begin MATERIAL SUPPLIED
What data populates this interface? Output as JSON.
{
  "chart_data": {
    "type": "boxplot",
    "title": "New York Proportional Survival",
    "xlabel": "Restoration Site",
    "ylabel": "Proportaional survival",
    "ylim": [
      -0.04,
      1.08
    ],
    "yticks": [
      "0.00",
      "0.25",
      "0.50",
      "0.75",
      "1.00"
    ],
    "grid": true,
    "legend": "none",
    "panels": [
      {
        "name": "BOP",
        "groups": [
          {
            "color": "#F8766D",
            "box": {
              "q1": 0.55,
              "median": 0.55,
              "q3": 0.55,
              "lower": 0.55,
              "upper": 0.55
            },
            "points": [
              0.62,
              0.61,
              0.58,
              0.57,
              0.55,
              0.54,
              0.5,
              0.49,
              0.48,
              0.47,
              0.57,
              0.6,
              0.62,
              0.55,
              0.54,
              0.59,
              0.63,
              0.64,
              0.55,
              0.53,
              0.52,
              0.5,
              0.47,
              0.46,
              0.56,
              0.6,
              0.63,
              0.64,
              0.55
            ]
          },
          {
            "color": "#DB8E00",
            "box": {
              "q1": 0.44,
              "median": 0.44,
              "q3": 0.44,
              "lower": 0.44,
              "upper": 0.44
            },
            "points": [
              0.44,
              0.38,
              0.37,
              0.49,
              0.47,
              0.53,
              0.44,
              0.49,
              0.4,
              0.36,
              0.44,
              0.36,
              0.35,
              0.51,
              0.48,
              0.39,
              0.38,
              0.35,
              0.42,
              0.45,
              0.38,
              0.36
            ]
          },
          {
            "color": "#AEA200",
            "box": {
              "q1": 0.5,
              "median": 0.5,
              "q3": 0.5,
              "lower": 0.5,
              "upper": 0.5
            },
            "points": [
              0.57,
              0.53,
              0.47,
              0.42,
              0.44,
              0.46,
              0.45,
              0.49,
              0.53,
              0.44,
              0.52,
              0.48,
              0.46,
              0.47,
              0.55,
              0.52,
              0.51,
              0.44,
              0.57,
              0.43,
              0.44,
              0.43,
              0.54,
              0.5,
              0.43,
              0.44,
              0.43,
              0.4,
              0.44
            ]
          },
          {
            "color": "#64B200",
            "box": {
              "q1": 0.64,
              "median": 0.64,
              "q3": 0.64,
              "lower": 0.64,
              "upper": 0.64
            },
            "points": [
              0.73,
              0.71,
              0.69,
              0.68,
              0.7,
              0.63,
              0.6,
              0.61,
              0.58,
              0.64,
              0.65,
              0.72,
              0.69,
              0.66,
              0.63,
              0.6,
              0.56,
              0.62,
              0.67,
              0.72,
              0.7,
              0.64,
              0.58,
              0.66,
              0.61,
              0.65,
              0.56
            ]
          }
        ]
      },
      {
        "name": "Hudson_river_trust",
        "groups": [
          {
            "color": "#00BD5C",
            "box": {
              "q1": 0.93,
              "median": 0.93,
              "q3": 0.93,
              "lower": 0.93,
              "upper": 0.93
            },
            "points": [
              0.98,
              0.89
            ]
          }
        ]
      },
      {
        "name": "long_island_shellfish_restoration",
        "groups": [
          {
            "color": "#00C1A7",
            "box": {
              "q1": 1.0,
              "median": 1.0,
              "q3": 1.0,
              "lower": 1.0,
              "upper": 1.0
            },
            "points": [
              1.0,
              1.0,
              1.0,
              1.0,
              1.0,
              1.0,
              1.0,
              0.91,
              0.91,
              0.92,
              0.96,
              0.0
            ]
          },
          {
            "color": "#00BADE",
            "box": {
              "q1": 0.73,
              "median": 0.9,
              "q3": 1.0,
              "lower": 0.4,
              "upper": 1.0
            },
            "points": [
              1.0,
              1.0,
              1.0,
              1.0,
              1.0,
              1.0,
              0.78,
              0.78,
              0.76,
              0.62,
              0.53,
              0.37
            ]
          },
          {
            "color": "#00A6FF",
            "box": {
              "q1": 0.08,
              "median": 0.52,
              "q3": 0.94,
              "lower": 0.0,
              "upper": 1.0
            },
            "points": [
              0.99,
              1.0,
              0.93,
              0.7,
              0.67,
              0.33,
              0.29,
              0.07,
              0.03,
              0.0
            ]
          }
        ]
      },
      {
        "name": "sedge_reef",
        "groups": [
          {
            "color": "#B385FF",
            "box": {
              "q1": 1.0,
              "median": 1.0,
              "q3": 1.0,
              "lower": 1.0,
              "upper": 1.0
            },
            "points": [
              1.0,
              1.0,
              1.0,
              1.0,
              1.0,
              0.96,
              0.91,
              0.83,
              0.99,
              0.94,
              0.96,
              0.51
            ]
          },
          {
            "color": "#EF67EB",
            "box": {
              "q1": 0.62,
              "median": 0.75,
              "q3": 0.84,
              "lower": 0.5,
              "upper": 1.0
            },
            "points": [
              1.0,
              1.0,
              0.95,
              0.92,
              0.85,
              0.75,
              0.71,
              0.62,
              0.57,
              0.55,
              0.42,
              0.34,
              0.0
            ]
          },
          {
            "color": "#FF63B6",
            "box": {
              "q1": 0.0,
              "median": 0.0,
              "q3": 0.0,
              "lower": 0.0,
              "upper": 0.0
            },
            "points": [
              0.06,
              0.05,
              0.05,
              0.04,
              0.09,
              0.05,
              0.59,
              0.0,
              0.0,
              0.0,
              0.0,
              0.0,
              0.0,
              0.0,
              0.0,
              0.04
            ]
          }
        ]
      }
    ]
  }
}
end MATERIAL SUPPLIED
→ EXERCISE: Exactly reproduce all of the entries above.

→ ANSWER TO THIS PROBLEM:
What data populates this interface? Output as JSON.
{
  "chart_data": {
    "type": "boxplot",
    "title": "New York Proportional Survival",
    "xlabel": "Restoration Site",
    "ylabel": "Proportaional survival",
    "ylim": [
      -0.04,
      1.08
    ],
    "yticks": [
      "0.00",
      "0.25",
      "0.50",
      "0.75",
      "1.00"
    ],
    "grid": true,
    "legend": "none",
    "panels": [
      {
        "name": "BOP",
        "groups": [
          {
            "color": "#F8766D",
            "box": {
              "q1": 0.55,
              "median": 0.55,
              "q3": 0.55,
              "lower": 0.55,
              "upper": 0.55
            },
            "points": [
              0.62,
              0.61,
              0.58,
              0.57,
              0.55,
              0.54,
              0.5,
              0.49,
              0.48,
              0.47,
              0.57,
              0.6,
              0.62,
              0.55,
              0.54,
              0.59,
              0.63,
              0.64,
              0.55,
              0.53,
              0.52,
              0.5,
              0.47,
              0.46,
              0.56,
              0.6,
              0.63,
              0.64,
              0.55
            ]
          },
          {
            "color": "#DB8E00",
            "box": {
              "q1": 0.44,
              "median": 0.44,
              "q3": 0.44,
              "lower": 0.44,
              "upper": 0.44
            },
            "points": [
              0.44,
              0.38,
              0.37,
              0.49,
              0.47,
              0.53,
              0.44,
              0.49,
              0.4,
              0.36,
              0.44,
              0.36,
              0.35,
              0.51,
              0.48,
              0.39,
              0.38,
              0.35,
              0.42,
              0.45,
              0.38,
              0.36
            ]
          },
          {
            "color": "#AEA200",
            "box": {
              "q1": 0.5,
              "median": 0.5,
              "q3": 0.5,
              "lower": 0.5,
              "upper": 0.5
            },
            "points": [
              0.57,
              0.53,
              0.47,
              0.42,
              0.44,
              0.46,
              0.45,
              0.49,
              0.53,
              0.44,
              0.52,
              0.48,
              0.46,
              0.47,
              0.55,
              0.52,
              0.51,
              0.44,
              0.57,
              0.43,
              0.44,
              0.43,
              0.54,
              0.5,
              0.43,
              0.44,
              0.43,
              0.4,
              0.44
            ]
          },
          {
            "color": "#64B200",
            "box": {
              "q1": 0.64,
              "median": 0.64,
              "q3": 0.64,
              "lower": 0.64,
              "upper": 0.64
            },
            "points": [
              0.73,
              0.71,
              0.69,
              0.68,
              0.7,
              0.63,
              0.6,
              0.61,
              0.58,
              0.64,
              0.65,
              0.72,
              0.69,
              0.66,
              0.63,
              0.6,
              0.56,
              0.62,
              0.67,
              0.72,
              0.7,
              0.64,
              0.58,
              0.66,
              0.61,
              0.65,
              0.56
            ]
          }
        ]
      },
      {
        "name": "Hudson_river_trust",
        "groups": [
          {
            "color": "#00BD5C",
            "box": {
              "q1": 0.93,
              "median": 0.93,
              "q3": 0.93,
              "lower": 0.93,
              "upper": 0.93
            },
            "points": [
              0.98,
              0.89
            ]
          }
        ]
      },
      {
        "name": "long_island_shellfish_restoration",
        "groups": [
          {
            "color": "#00C1A7",
            "box": {
              "q1": 1.0,
              "median": 1.0,
              "q3": 1.0,
              "lower": 1.0,
              "upper": 1.0
            },
            "points": [
              1.0,
              1.0,
              1.0,
              1.0,
              1.0,
              1.0,
              1.0,
              0.91,
              0.91,
              0.92,
              0.96,
              0.0
            ]
          },
          {
            "color": "#00BADE",
            "box": {
              "q1": 0.73,
              "median": 0.9,
              "q3": 1.0,
              "lower": 0.4,
              "upper": 1.0
            },
            "points": [
              1.0,
              1.0,
              1.0,
              1.0,
              1.0,
              1.0,
              0.78,
              0.78,
              0.76,
              0.62,
              0.53,
              0.37
            ]
          },
          {
            "color": "#00A6FF",
            "box": {
              "q1": 0.08,
              "median": 0.52,
              "q3": 0.94,
              "lower": 0.0,
              "upper": 1.0
            },
            "points": [
              0.99,
              1.0,
              0.93,
              0.7,
              0.67,
              0.33,
              0.29,
              0.07,
              0.03,
              0.0
            ]
          }
        ]
      },
      {
        "name": "sedge_reef",
        "groups": [
          {
            "color": "#B385FF",
            "box": {
              "q1": 1.0,
              "median": 1.0,
              "q3": 1.0,
              "lower": 1.0,
              "upper": 1.0
            },
            "points": [
              1.0,
              1.0,
              1.0,
              1.0,
              1.0,
              0.96,
              0.91,
              0.83,
              0.99,
              0.94,
              0.96,
              0.51
            ]
          },
          {
            "color": "#EF67EB",
            "box": {
              "q1": 0.62,
              "median": 0.75,
              "q3": 0.84,
              "lower": 0.5,
              "upper": 1.0
            },
            "points": [
              1.0,
              1.0,
              0.95,
              0.92,
              0.85,
              0.75,
              0.71,
              0.62,
              0.57,
              0.55,
              0.42,
              0.34,
              0.0
            ]
          },
          {
            "color": "#FF63B6",
            "box": {
              "q1": 0.0,
              "median": 0.0,
              "q3": 0.0,
              "lower": 0.0,
              "upper": 0.0
            },
            "points": [
              0.06,
              0.05,
              0.05,
              0.04,
              0.09,
              0.05,
              0.59,
              0.0,
              0.0,
              0.0,
              0.0,
              0.0,
              0.0,
              0.0,
              0.0,
              0.04
            ]
          }
        ]
      }
    ]
  }
}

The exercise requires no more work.